#### Work instruction 1:
Extract from the documentary article the passage from "Anthropology professor Sang-Hee Lee appears" up to and including "equivalent of PBS.".
#### Work instruction 2:
List every food that the documentary article names.
#### Work instruction 3:
Proceed with the documentary article from where it stops.

#### Text section:

________________________

Anthropology Professor Featured in Documentary Series

“Lost Humans” won a Grand Remi Statuette Award for Best TV and Cable Production

Anthropology professor Sang-Hee Lee appeared in a documentary series on human evolution produced in English and Korean by Korea Educational Broadcasting System. Lee described how cooking food fueled brain growth. Korea Educational Broadcasting System

Anthropology professor Sang-Hee Lee appears in a documentary series on human evolution produced in English and Korean by Korea Educational Broadcasting System, the Korean equivalent of PBS.

Lee was retained as the script consultant for “Lost Humans.” But her enthusiasm in describing the importance of meat and cooking in human evolution landed her a role in the film. As she cooks a steak and washes lettuce on camera, she describes how cooking food fueled brain growth.

“When you eat food raw, you get minerals and vitamins that are not destroyed by heat. As you heat food up, it becomes more dense and you eat more because you don’t have to chew as much. It requires less energy to chew,” she said. “Cooked food fueled brain growth because you could eat more and get additional energy from it.”

________________________

#### Records shown:
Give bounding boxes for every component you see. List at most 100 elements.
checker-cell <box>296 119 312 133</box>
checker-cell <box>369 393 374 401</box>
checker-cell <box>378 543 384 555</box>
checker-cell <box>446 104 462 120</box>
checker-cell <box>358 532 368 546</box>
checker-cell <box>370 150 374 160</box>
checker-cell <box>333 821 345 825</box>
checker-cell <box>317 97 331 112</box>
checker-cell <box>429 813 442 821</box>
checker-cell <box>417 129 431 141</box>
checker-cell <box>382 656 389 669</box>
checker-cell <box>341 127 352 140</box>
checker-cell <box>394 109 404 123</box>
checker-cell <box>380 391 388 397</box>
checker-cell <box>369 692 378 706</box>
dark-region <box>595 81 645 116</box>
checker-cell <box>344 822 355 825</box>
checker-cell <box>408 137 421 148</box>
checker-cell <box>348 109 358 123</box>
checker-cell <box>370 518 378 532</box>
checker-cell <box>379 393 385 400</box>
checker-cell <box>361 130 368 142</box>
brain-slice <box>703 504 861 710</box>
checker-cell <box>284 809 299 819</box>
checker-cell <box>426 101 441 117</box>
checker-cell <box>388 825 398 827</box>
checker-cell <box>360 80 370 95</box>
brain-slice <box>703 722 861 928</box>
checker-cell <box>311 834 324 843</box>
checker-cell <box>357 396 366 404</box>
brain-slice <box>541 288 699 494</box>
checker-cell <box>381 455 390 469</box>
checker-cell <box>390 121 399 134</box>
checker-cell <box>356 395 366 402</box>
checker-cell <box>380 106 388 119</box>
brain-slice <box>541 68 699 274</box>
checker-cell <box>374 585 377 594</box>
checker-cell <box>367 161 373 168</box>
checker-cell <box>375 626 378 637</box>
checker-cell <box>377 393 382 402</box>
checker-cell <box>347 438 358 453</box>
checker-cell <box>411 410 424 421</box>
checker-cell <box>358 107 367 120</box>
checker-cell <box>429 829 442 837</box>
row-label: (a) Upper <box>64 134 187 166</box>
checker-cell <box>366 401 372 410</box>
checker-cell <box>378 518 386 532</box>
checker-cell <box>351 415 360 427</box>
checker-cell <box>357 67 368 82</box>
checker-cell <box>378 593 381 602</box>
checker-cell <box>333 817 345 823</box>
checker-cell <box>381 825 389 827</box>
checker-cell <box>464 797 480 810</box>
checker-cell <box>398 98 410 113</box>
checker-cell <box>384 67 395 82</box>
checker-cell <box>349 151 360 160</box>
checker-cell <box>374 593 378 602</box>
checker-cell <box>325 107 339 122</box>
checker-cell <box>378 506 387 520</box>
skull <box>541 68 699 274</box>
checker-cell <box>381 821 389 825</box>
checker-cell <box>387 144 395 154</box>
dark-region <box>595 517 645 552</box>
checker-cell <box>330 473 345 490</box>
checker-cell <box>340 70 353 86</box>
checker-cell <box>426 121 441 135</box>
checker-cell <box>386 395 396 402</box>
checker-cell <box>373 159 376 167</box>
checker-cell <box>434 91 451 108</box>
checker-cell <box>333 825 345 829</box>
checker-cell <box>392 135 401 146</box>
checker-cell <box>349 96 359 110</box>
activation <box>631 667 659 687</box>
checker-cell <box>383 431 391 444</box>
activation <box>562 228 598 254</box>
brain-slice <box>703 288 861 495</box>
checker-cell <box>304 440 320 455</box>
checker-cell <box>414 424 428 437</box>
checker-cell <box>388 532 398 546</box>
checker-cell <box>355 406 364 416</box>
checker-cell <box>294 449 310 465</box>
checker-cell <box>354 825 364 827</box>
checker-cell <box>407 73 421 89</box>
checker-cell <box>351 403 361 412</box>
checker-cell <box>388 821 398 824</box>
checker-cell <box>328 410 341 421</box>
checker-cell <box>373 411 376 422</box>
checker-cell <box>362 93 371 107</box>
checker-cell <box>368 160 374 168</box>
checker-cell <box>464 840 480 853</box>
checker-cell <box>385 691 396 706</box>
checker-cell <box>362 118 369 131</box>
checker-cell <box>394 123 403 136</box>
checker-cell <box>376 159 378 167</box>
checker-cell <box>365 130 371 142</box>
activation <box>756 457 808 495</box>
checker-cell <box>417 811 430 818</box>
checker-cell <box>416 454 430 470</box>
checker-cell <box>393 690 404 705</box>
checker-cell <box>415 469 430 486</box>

________________________

#### Task response 1:
Anthropology professor Sang-Hee Lee appears in a documentary series on human evolution produced in English and Korean by Korea Educational Broadcasting System, the Korean equivalent of PBS.

#### Task response 2:
meat, steak, lettuce

#### Task response 3:
When humans started to grow grain, cooked cereal became important in evolution for weaning children from breast milk, she added. “When you breast feed intensively, there is no ovulation. If a baby can be weaned earlier, you could have babies every two years instead of four or five. That was critical to population growth.”

In addition to the challenge of filming the same scenes in English and Korean, Lee had a body double for close-ups of her hands in scenes where she washed lettuce. Union regulations.

Anthropology professor Sang-Hee Lee filming “Lost Humans.”Korea Educational Broadcasting System

The two-episode series examines the lives and survival adaptations of prehistoric humans, from giants to dwarves and tree-dwellers to underground communities. “Lost Humans” won a Grand Remi Statuette Award for Best TV and Cable Production at WorldFest-Houston in April. WorldFest-Houston is the only film festival in the world with 10 major competition categories.

Lee’s book “Human Origins” (ScienceBooks, Seoul, Korea, 2015), which was written in Korean and was a best seller in South Korea, has been translated into English. It will be published in February 2018 by W.W. Norton with a new title, “Close Encounters with Humankind: A Paleoanthropologist Investigates Our Evolving Species.” It also will publish soon in Greece, the People’s Republic of China, Taiwan, Spain, and Japan. Publishers in France have also expressed an interest, Lee said.